BRIEF ::
Pick out each line below containing "image".

GIVEN RECORDS ::
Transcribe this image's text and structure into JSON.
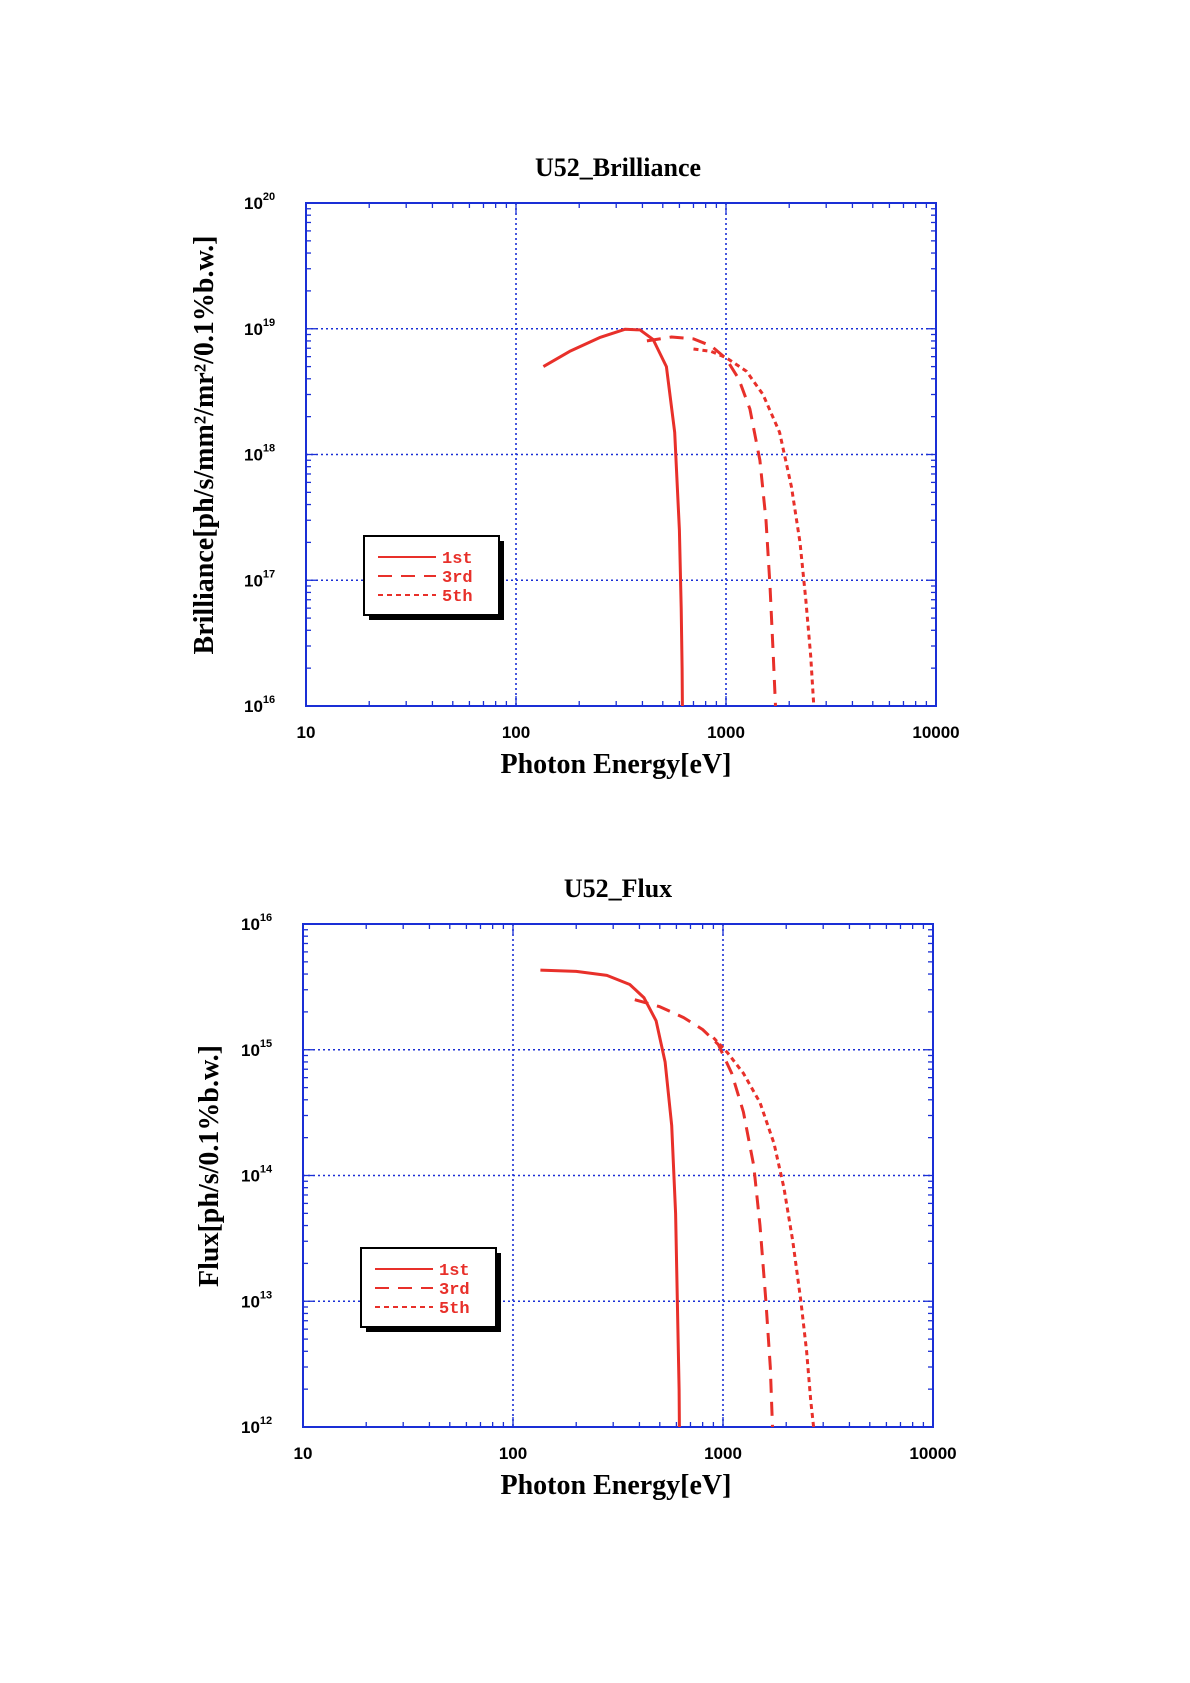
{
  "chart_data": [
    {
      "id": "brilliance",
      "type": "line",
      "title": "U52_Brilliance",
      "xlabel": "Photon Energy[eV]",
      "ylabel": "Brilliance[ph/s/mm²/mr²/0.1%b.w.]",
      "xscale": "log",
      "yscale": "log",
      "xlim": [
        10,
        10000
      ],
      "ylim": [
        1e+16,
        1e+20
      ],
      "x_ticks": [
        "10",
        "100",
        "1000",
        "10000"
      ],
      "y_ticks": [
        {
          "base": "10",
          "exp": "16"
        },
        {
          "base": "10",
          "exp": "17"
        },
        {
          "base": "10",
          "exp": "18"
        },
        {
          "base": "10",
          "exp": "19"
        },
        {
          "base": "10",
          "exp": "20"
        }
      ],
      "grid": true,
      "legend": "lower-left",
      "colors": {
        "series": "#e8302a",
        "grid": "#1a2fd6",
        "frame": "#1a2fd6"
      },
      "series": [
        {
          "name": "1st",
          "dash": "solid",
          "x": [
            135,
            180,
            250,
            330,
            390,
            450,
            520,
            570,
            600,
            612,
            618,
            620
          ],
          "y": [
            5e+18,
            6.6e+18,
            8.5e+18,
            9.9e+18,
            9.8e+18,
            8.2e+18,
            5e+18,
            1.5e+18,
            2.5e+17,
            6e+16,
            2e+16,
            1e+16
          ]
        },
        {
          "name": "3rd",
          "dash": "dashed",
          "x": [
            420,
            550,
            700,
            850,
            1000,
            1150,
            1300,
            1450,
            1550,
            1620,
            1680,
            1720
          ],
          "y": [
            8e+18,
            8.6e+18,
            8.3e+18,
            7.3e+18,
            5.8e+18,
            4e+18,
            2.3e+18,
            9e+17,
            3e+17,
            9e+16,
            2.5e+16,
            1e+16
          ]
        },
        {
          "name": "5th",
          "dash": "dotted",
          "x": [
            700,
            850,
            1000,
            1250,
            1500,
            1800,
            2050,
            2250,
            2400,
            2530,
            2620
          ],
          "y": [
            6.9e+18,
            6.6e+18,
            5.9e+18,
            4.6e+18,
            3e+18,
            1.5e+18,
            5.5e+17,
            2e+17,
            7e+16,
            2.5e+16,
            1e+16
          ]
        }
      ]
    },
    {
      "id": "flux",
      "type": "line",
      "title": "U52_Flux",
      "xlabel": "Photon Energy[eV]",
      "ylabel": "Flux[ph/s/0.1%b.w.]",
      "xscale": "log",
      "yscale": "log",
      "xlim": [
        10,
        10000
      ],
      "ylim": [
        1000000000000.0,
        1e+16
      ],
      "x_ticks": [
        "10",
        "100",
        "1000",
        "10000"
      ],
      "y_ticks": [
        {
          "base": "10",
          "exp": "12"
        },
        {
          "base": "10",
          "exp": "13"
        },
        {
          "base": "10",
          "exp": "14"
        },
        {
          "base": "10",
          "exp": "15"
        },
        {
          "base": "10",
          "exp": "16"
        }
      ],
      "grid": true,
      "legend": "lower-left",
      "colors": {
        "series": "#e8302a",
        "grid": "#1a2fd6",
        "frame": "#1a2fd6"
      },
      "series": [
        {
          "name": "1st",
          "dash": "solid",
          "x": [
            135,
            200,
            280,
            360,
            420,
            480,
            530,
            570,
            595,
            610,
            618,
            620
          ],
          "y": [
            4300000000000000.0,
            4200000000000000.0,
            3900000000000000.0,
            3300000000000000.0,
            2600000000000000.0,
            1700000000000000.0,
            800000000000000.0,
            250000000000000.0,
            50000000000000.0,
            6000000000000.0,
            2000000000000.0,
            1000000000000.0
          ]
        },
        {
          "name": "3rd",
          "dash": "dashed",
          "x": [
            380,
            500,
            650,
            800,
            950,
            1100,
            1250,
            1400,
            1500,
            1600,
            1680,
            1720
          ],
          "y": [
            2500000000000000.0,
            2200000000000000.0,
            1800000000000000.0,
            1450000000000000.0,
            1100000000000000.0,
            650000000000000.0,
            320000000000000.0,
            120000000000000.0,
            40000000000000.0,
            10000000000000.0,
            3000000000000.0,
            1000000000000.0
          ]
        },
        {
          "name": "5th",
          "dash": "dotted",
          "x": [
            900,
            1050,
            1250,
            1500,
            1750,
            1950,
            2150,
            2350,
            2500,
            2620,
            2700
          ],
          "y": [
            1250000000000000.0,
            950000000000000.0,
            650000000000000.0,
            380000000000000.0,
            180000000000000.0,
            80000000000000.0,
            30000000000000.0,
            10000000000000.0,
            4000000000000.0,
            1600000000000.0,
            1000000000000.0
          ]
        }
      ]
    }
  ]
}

--

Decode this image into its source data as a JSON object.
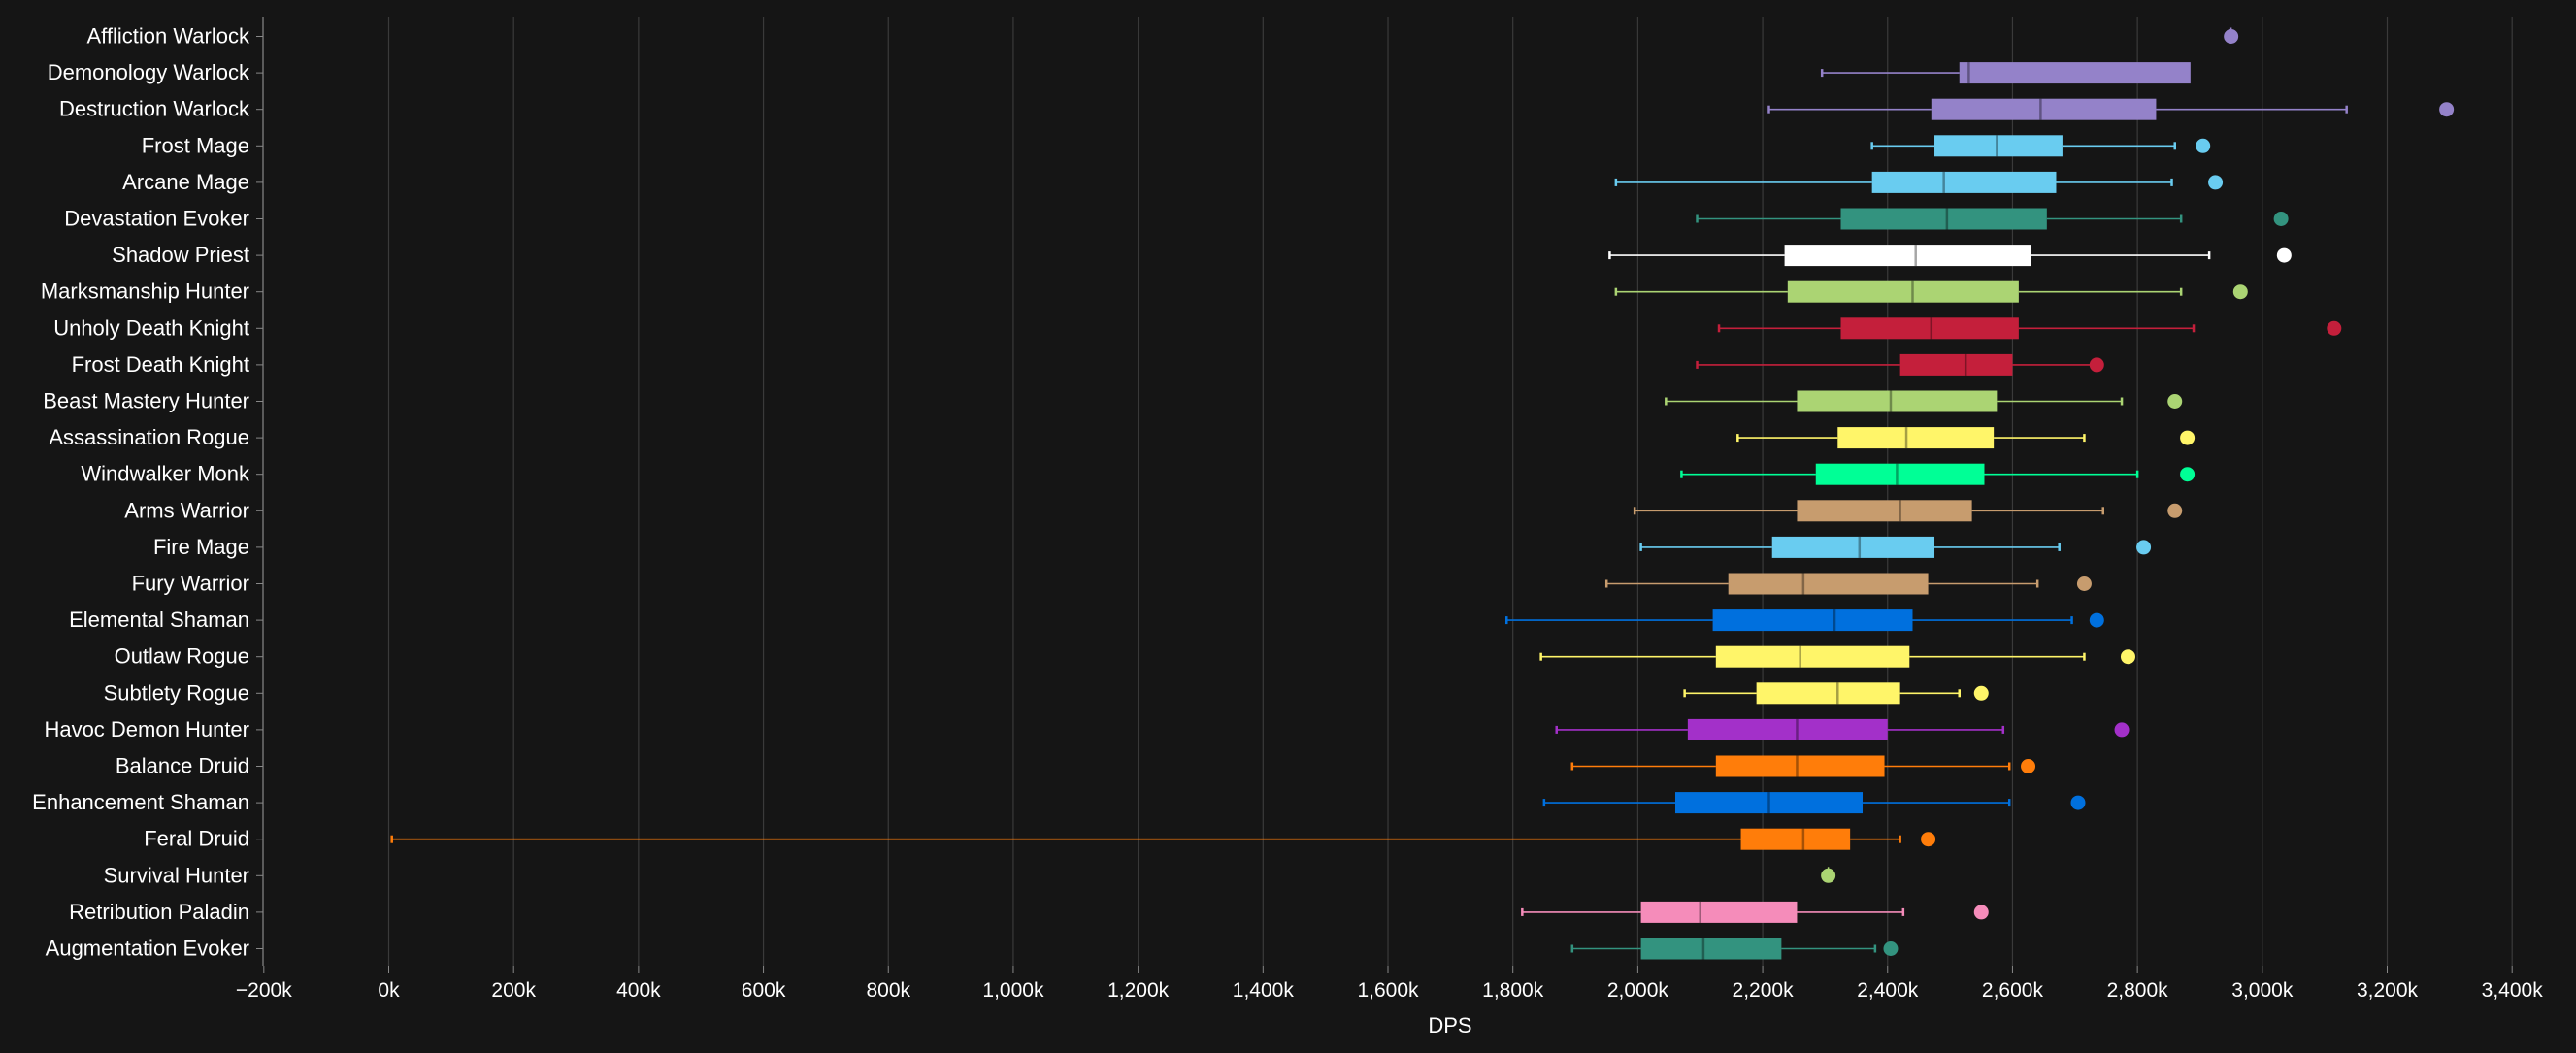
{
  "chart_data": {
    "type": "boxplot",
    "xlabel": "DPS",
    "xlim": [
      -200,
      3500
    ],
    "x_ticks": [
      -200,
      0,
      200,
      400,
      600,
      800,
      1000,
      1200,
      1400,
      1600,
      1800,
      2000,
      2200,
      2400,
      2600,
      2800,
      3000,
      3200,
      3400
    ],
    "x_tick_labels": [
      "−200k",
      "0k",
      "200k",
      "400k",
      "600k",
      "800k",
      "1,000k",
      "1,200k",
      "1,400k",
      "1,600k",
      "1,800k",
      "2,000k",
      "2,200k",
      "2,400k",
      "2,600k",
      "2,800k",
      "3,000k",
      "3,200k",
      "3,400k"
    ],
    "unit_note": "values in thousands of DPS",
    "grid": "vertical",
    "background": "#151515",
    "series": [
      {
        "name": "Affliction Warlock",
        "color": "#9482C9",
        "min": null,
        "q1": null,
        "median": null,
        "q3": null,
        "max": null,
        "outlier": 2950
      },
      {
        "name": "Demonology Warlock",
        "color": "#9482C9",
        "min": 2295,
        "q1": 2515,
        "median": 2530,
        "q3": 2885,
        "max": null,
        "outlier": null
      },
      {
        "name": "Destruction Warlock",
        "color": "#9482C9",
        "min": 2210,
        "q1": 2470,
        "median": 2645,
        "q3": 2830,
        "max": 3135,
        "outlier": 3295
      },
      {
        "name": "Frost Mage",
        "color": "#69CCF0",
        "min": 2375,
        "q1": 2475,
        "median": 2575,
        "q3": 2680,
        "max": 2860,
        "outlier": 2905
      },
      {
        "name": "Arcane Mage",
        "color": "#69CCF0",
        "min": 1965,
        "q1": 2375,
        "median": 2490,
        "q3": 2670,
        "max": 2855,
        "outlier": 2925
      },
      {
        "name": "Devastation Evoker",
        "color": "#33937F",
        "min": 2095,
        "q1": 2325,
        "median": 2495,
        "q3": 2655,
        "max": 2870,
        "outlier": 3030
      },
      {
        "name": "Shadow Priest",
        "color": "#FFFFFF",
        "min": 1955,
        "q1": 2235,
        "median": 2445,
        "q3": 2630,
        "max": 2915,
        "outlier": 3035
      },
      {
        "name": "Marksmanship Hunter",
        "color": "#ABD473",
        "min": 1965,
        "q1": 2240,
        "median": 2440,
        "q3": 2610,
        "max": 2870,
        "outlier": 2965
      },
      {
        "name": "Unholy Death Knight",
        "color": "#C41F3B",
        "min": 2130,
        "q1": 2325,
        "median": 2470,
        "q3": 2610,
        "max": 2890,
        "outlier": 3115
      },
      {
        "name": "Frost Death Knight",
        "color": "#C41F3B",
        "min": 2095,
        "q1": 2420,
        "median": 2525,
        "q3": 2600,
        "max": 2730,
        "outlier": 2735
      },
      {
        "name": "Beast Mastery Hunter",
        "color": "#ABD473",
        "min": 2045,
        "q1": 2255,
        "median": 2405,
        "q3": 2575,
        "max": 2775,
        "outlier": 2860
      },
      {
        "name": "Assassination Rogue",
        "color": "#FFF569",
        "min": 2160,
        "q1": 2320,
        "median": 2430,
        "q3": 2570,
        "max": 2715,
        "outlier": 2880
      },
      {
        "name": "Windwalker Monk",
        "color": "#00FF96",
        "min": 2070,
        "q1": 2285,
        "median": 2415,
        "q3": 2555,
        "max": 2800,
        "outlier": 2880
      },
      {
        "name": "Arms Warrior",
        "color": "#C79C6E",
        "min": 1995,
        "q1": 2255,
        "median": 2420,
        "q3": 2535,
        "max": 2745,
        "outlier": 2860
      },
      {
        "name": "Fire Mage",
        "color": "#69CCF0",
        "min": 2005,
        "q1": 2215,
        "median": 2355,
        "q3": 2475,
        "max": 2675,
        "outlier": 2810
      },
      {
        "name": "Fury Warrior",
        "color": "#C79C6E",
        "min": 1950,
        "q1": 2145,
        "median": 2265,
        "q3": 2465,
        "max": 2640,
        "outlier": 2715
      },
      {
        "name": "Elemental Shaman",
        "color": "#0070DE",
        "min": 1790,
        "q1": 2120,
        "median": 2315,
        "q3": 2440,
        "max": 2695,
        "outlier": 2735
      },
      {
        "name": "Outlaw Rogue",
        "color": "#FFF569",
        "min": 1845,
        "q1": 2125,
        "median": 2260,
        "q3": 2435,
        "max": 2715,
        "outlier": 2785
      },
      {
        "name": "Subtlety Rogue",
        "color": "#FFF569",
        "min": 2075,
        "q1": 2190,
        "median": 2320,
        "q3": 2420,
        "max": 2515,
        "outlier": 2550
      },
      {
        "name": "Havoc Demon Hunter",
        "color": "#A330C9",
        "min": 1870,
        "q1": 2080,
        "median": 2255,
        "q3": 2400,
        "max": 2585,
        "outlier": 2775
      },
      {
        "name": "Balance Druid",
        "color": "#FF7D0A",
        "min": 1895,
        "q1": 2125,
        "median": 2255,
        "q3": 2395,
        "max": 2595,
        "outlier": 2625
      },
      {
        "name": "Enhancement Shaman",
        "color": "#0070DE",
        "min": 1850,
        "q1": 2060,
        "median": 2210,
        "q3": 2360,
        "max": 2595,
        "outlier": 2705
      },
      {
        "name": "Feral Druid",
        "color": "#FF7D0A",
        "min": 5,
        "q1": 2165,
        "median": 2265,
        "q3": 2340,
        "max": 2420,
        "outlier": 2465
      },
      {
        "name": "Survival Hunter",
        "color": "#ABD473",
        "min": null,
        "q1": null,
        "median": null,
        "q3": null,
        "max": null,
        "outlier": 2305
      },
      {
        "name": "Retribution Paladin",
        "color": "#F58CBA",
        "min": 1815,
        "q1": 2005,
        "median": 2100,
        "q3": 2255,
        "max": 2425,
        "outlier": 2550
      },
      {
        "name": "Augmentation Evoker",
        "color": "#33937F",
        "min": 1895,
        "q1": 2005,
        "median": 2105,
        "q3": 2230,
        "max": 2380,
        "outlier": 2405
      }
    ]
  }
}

CORRECT RESPONSE ::
Transcribe this image's text and structure into JSON.
Decode this image into its source data as a JSON object.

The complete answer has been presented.